Without omitting anything, retype the data that follows.

* start *

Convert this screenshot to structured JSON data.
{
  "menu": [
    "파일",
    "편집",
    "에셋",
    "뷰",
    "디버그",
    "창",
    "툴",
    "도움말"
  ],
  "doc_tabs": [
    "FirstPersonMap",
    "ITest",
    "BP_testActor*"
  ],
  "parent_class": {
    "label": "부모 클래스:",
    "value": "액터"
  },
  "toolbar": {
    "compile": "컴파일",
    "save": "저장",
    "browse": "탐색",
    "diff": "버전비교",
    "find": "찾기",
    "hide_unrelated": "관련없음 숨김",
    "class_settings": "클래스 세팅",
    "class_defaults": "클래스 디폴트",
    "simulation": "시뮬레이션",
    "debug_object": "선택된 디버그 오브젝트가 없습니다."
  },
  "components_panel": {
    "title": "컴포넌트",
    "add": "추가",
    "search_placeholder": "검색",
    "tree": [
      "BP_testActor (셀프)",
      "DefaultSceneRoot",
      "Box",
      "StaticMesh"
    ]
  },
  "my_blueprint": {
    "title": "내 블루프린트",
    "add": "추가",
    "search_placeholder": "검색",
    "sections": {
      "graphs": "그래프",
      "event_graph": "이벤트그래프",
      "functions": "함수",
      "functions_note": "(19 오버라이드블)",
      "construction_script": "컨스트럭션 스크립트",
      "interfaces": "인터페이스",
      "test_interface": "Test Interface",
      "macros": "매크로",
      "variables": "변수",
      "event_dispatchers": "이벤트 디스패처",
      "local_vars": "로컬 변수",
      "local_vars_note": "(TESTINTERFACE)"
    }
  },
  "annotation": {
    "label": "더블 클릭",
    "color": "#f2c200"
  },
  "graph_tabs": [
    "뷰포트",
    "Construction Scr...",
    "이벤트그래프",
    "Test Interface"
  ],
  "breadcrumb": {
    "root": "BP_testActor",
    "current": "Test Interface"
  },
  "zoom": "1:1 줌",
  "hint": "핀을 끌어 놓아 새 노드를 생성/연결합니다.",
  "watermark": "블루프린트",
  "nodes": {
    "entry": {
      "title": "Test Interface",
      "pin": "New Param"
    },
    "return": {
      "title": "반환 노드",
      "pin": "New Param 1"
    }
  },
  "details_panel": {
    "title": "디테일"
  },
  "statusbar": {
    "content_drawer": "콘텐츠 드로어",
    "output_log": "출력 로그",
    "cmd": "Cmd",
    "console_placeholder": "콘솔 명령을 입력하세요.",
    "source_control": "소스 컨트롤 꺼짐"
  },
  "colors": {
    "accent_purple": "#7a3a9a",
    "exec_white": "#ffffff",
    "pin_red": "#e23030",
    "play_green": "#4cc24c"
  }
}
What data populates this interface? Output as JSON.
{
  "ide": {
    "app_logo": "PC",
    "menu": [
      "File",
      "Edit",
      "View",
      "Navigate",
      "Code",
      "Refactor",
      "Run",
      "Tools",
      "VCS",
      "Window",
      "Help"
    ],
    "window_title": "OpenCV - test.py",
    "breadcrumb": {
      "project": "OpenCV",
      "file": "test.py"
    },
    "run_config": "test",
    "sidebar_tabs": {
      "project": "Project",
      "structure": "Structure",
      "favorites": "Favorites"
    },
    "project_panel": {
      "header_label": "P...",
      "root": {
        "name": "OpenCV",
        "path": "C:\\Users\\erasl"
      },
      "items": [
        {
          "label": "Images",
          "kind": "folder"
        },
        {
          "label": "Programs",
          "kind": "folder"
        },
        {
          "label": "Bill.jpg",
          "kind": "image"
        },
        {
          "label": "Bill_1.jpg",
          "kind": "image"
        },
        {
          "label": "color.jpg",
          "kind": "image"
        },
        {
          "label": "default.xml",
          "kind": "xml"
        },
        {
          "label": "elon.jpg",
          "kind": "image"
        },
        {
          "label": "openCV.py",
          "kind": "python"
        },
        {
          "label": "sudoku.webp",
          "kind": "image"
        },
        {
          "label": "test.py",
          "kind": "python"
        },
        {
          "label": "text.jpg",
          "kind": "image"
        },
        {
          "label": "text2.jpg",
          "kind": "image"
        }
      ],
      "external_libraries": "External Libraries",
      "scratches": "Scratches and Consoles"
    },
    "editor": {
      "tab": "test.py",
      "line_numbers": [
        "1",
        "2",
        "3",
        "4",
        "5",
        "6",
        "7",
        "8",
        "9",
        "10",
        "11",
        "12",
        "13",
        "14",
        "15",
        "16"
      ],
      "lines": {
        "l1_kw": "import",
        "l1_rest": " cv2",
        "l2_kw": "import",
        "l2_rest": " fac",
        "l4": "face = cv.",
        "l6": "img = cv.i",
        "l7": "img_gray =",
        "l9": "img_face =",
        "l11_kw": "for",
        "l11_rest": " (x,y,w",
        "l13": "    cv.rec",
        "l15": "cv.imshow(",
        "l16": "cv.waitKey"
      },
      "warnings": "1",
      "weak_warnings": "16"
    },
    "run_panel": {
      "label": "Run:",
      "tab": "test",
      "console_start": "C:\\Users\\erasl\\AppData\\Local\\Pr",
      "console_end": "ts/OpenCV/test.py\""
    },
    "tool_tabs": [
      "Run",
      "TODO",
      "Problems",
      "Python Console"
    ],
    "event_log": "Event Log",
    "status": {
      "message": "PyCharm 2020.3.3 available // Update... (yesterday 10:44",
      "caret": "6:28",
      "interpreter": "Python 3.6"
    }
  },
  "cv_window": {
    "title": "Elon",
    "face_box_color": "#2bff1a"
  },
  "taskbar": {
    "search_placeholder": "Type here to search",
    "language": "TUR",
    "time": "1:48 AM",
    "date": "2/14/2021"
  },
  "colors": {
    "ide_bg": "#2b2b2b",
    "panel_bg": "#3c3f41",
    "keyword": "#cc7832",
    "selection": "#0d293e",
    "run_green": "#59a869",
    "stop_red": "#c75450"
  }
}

* end *

RESPONSE TO THE EXERCISE —
Convert this screenshot to structured JSON data.
{
  "menu": [
    "파일",
    "편집",
    "에셋",
    "뷰",
    "디버그",
    "창",
    "툴",
    "도움말"
  ],
  "doc_tabs": [
    "FirstPersonMap",
    "ITest",
    "BP_testActor*"
  ],
  "parent_class": {
    "label": "부모 클래스:",
    "value": "액터"
  },
  "toolbar": {
    "compile": "컴파일",
    "save": "저장",
    "browse": "탐색",
    "diff": "버전비교",
    "find": "찾기",
    "hide_unrelated": "관련없음 숨김",
    "class_settings": "클래스 세팅",
    "class_defaults": "클래스 디폴트",
    "simulation": "시뮬레이션",
    "debug_object": "선택된 디버그 오브젝트가 없습니다."
  },
  "components_panel": {
    "title": "컴포넌트",
    "add": "추가",
    "search_placeholder": "검색",
    "tree": [
      "BP_testActor (셀프)",
      "DefaultSceneRoot",
      "Box",
      "StaticMesh"
    ]
  },
  "my_blueprint": {
    "title": "내 블루프린트",
    "add": "추가",
    "search_placeholder": "검색",
    "sections": {
      "graphs": "그래프",
      "event_graph": "이벤트그래프",
      "functions": "함수",
      "functions_note": "(19 오버라이드블)",
      "construction_script": "컨스트럭션 스크립트",
      "interfaces": "인터페이스",
      "test_interface": "Test Interface",
      "macros": "매크로",
      "variables": "변수",
      "event_dispatchers": "이벤트 디스패처",
      "local_vars": "로컬 변수",
      "local_vars_note": "(TESTINTERFACE)"
    }
  },
  "annotation": {
    "label": "더블 클릭",
    "color": "#f2c200"
  },
  "graph_tabs": [
    "뷰포트",
    "Construction Scr...",
    "이벤트그래프",
    "Test Interface"
  ],
  "breadcrumb": {
    "root": "BP_testActor",
    "current": "Test Interface"
  },
  "zoom": "1:1 줌",
  "hint": "핀을 끌어 놓아 새 노드를 생성/연결합니다.",
  "watermark": "블루프린트",
  "nodes": {
    "entry": {
      "title": "Test Interface",
      "pin": "New Param"
    },
    "return": {
      "title": "반환 노드",
      "pin": "New Param 1"
    }
  },
  "details_panel": {
    "title": "디테일"
  },
  "statusbar": {
    "content_drawer": "콘텐츠 드로어",
    "output_log": "출력 로그",
    "cmd": "Cmd",
    "console_placeholder": "콘솔 명령을 입력하세요.",
    "source_control": "소스 컨트롤 꺼짐"
  },
  "colors": {
    "accent_purple": "#7a3a9a",
    "exec_white": "#ffffff",
    "pin_red": "#e23030",
    "play_green": "#4cc24c"
  }
}
What data populates this interface? Output as JSON.
{
  "ide": {
    "app_logo": "PC",
    "menu": [
      "File",
      "Edit",
      "View",
      "Navigate",
      "Code",
      "Refactor",
      "Run",
      "Tools",
      "VCS",
      "Window",
      "Help"
    ],
    "window_title": "OpenCV - test.py",
    "breadcrumb": {
      "project": "OpenCV",
      "file": "test.py"
    },
    "run_config": "test",
    "sidebar_tabs": {
      "project": "Project",
      "structure": "Structure",
      "favorites": "Favorites"
    },
    "project_panel": {
      "header_label": "P...",
      "root": {
        "name": "OpenCV",
        "path": "C:\\Users\\erasl"
      },
      "items": [
        {
          "label": "Images",
          "kind": "folder"
        },
        {
          "label": "Programs",
          "kind": "folder"
        },
        {
          "label": "Bill.jpg",
          "kind": "image"
        },
        {
          "label": "Bill_1.jpg",
          "kind": "image"
        },
        {
          "label": "color.jpg",
          "kind": "image"
        },
        {
          "label": "default.xml",
          "kind": "xml"
        },
        {
          "label": "elon.jpg",
          "kind": "image"
        },
        {
          "label": "openCV.py",
          "kind": "python"
        },
        {
          "label": "sudoku.webp",
          "kind": "image"
        },
        {
          "label": "test.py",
          "kind": "python"
        },
        {
          "label": "text.jpg",
          "kind": "image"
        },
        {
          "label": "text2.jpg",
          "kind": "image"
        }
      ],
      "external_libraries": "External Libraries",
      "scratches": "Scratches and Consoles"
    },
    "editor": {
      "tab": "test.py",
      "line_numbers": [
        "1",
        "2",
        "3",
        "4",
        "5",
        "6",
        "7",
        "8",
        "9",
        "10",
        "11",
        "12",
        "13",
        "14",
        "15",
        "16"
      ],
      "lines": {
        "l1_kw": "import",
        "l1_rest": " cv2",
        "l2_kw": "import",
        "l2_rest": " fac",
        "l4": "face = cv.",
        "l6": "img = cv.i",
        "l7": "img_gray =",
        "l9": "img_face =",
        "l11_kw": "for",
        "l11_rest": " (x,y,w",
        "l13": "    cv.rec",
        "l15": "cv.imshow(",
        "l16": "cv.waitKey"
      },
      "warnings": "1",
      "weak_warnings": "16"
    },
    "run_panel": {
      "label": "Run:",
      "tab": "test",
      "console_start": "C:\\Users\\erasl\\AppData\\Local\\Pr",
      "console_end": "ts/OpenCV/test.py\""
    },
    "tool_tabs": [
      "Run",
      "TODO",
      "Problems",
      "Python Console"
    ],
    "event_log": "Event Log",
    "status": {
      "message": "PyCharm 2020.3.3 available // Update... (yesterday 10:44",
      "caret": "6:28",
      "interpreter": "Python 3.6"
    }
  },
  "cv_window": {
    "title": "Elon",
    "face_box_color": "#2bff1a"
  },
  "taskbar": {
    "search_placeholder": "Type here to search",
    "language": "TUR",
    "time": "1:48 AM",
    "date": "2/14/2021"
  },
  "colors": {
    "ide_bg": "#2b2b2b",
    "panel_bg": "#3c3f41",
    "keyword": "#cc7832",
    "selection": "#0d293e",
    "run_green": "#59a869",
    "stop_red": "#c75450"
  }
}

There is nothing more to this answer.